- What is needed
Reproduce all of the data exactly, with no line skipped.

- Extracted information
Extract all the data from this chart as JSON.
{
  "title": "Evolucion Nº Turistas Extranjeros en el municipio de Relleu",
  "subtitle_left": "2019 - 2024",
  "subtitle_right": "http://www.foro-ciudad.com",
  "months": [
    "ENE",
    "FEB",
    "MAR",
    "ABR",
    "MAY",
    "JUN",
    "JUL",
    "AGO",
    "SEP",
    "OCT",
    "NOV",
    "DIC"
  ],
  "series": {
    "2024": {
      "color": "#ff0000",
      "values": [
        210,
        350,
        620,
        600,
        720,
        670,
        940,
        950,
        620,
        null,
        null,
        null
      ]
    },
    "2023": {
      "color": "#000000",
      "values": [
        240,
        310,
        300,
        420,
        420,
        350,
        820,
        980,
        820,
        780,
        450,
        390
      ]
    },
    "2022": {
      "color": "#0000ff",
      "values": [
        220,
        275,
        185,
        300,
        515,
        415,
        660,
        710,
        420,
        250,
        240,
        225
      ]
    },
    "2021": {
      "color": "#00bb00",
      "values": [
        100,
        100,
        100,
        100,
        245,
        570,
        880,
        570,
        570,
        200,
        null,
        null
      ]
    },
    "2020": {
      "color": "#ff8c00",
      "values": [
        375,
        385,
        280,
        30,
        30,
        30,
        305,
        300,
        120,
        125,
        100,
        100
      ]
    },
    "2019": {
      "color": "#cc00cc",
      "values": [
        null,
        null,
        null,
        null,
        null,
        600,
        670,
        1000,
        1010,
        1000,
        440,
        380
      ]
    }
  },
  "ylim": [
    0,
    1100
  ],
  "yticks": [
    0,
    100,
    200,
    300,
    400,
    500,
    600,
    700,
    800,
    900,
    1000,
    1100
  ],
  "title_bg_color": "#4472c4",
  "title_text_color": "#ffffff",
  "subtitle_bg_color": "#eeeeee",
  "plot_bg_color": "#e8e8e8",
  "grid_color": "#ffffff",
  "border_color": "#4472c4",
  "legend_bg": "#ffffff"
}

- Written response
Extract all the data from this chart as JSON.
{
  "title": "Evolucion Nº Turistas Extranjeros en el municipio de Relleu",
  "subtitle_left": "2019 - 2024",
  "subtitle_right": "http://www.foro-ciudad.com",
  "months": [
    "ENE",
    "FEB",
    "MAR",
    "ABR",
    "MAY",
    "JUN",
    "JUL",
    "AGO",
    "SEP",
    "OCT",
    "NOV",
    "DIC"
  ],
  "series": {
    "2024": {
      "color": "#ff0000",
      "values": [
        210,
        350,
        620,
        600,
        720,
        670,
        940,
        950,
        620,
        null,
        null,
        null
      ]
    },
    "2023": {
      "color": "#000000",
      "values": [
        240,
        310,
        300,
        420,
        420,
        350,
        820,
        980,
        820,
        780,
        450,
        390
      ]
    },
    "2022": {
      "color": "#0000ff",
      "values": [
        220,
        275,
        185,
        300,
        515,
        415,
        660,
        710,
        420,
        250,
        240,
        225
      ]
    },
    "2021": {
      "color": "#00bb00",
      "values": [
        100,
        100,
        100,
        100,
        245,
        570,
        880,
        570,
        570,
        200,
        null,
        null
      ]
    },
    "2020": {
      "color": "#ff8c00",
      "values": [
        375,
        385,
        280,
        30,
        30,
        30,
        305,
        300,
        120,
        125,
        100,
        100
      ]
    },
    "2019": {
      "color": "#cc00cc",
      "values": [
        null,
        null,
        null,
        null,
        null,
        600,
        670,
        1000,
        1010,
        1000,
        440,
        380
      ]
    }
  },
  "ylim": [
    0,
    1100
  ],
  "yticks": [
    0,
    100,
    200,
    300,
    400,
    500,
    600,
    700,
    800,
    900,
    1000,
    1100
  ],
  "title_bg_color": "#4472c4",
  "title_text_color": "#ffffff",
  "subtitle_bg_color": "#eeeeee",
  "plot_bg_color": "#e8e8e8",
  "grid_color": "#ffffff",
  "border_color": "#4472c4",
  "legend_bg": "#ffffff"
}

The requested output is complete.